Document extract:
[Start of section]

    I assume they were notified of the previous March hack, and how it had yet to be disclosed?

  4. No harm, no foul by PopeRatzo · · Score: 5, Insightful

    The internal investigation by Equifax cleared the Equifax executives of any wrongdoing when they sold their stock in Equifax just before the story about how Equifax was so sloppy with the personal data of millions of people who aren't even customers of Equifax that hackers were able to get all of it.

    Well, I guess that settles it. Surely, if there was wrongdoing, the internal investigation by Equifax would have found it and brought the wrongdoers to justice.

    Now watch me hit this drive...See that? Right in the middle of the fairway.

    --
    You are welcome on my lawn.
  5. Deregulation by Waccoon · · Score: 5, Insightful

    Any time someone says the free market can police itself, refer them to situations like this.

  6. To be fair by aldousd666 · · Score: 4, Insightful

    big companies that reward their executives with stock, or large numbers of options, usually put restrictions on the sale as part of the contract. For example, the most common contract is that they can sell their stock, but only on a 6-month schedule. So they had to have it scheduled for sale at least 6 months ahead of time. I have no knowledge of Equifax in particular, but this is SOP. It would raise a shit ton of eyebrows if not. And, if it's only just a little over a million bucks, that sounds to me like they had it scheduled. Because, if they were playing the inside they'd have made a shit-ton more than that between them.

[End of section]

Data excerpts:
[Start of section]

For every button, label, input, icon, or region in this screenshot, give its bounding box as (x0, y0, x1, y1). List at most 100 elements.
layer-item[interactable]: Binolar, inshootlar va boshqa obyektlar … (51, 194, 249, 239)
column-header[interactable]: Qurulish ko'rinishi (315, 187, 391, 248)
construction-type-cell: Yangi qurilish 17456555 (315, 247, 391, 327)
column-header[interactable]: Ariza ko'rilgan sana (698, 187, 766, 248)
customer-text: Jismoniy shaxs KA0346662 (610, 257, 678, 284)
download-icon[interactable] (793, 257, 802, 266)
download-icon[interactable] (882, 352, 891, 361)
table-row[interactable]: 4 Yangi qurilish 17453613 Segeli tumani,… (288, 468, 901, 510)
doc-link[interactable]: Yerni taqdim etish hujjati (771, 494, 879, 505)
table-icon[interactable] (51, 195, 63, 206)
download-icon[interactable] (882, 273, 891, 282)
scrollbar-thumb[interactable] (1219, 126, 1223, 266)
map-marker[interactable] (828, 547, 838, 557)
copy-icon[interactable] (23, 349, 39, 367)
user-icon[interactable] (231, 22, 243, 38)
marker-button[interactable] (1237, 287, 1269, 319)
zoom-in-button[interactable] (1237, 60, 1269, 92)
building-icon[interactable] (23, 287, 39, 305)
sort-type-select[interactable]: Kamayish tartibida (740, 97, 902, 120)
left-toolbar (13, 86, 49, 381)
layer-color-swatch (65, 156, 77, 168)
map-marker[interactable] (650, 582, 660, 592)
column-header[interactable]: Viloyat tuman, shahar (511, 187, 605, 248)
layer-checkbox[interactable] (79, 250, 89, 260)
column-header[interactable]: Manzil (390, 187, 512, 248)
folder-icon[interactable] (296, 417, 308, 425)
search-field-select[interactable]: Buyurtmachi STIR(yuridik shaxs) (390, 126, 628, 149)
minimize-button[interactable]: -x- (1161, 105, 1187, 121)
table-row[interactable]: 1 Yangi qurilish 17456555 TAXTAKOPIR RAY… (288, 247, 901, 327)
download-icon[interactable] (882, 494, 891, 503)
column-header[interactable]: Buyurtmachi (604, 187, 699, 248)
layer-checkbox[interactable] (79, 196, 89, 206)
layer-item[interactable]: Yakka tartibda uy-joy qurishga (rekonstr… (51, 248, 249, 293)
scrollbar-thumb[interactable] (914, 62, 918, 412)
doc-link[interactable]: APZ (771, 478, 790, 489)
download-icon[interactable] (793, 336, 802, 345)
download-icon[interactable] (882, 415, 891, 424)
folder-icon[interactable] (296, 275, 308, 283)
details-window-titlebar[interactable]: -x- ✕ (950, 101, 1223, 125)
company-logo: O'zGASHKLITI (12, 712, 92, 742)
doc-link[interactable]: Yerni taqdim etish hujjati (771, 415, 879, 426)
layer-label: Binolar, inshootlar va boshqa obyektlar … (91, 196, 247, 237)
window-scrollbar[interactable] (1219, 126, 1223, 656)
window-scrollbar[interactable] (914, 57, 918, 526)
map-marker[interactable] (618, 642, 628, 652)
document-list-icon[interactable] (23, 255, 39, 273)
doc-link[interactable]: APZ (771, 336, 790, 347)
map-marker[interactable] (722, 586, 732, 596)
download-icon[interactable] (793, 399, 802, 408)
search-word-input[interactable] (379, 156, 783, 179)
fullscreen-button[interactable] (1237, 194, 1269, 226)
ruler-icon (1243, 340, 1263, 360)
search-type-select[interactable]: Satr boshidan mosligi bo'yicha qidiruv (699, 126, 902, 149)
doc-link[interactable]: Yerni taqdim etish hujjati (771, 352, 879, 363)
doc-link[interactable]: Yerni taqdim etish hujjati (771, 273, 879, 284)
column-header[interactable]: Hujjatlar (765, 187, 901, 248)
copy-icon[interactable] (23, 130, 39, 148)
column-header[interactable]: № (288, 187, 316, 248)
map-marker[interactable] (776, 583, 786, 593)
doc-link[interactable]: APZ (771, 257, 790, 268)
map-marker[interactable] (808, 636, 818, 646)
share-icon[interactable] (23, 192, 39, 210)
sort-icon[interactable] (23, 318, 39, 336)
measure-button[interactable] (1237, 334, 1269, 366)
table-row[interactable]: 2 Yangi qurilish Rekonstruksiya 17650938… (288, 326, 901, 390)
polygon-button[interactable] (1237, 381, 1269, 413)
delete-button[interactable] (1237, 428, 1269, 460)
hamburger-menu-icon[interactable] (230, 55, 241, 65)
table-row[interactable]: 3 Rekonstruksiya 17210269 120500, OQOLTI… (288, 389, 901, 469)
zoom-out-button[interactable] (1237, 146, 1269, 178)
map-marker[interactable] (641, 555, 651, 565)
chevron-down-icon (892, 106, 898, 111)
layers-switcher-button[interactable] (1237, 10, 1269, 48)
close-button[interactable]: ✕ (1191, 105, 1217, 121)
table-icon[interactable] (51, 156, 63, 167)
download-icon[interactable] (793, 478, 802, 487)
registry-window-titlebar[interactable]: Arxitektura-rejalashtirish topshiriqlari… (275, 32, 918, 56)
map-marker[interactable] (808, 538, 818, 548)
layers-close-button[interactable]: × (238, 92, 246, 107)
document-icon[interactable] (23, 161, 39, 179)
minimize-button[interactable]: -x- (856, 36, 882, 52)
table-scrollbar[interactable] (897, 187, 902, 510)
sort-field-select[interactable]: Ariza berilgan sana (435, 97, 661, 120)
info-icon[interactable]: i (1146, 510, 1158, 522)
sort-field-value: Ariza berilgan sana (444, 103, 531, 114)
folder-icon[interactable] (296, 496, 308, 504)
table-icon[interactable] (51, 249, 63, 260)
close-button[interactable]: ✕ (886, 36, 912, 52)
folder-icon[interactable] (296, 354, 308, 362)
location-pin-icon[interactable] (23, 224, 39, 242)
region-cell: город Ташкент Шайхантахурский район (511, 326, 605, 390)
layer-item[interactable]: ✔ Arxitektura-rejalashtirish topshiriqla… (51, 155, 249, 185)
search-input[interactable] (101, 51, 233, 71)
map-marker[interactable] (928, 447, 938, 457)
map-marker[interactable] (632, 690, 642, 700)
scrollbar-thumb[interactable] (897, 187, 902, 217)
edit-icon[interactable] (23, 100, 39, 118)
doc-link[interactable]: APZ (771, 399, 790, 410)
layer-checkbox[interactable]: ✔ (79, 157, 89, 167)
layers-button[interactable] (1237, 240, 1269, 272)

[End of section]

Your task: Decide whether each statement agrees with the Equifax comment thread, answering yes or no and quoting the deciding words. 1. One comment says an internal investigation by Equifax cleared its executives of wrongdoing in their stock sales. 2. The comment titled "To be fair" says the most common contract allows executives to sell stock only on a 3-month schedule. 3. The commenter behind "To be fair" claims specific knowledge of Equifax's practices.

The completed task:
1. Yes: "The internal investigation by Equifax cleared the Equifax executives of any wrongdoing when they sold their stock in Equifax"
2. No: "the most common contract is that they can sell their stock, but only on a 6-month schedule."
3. No: "I have no knowledge of Equifax in particular"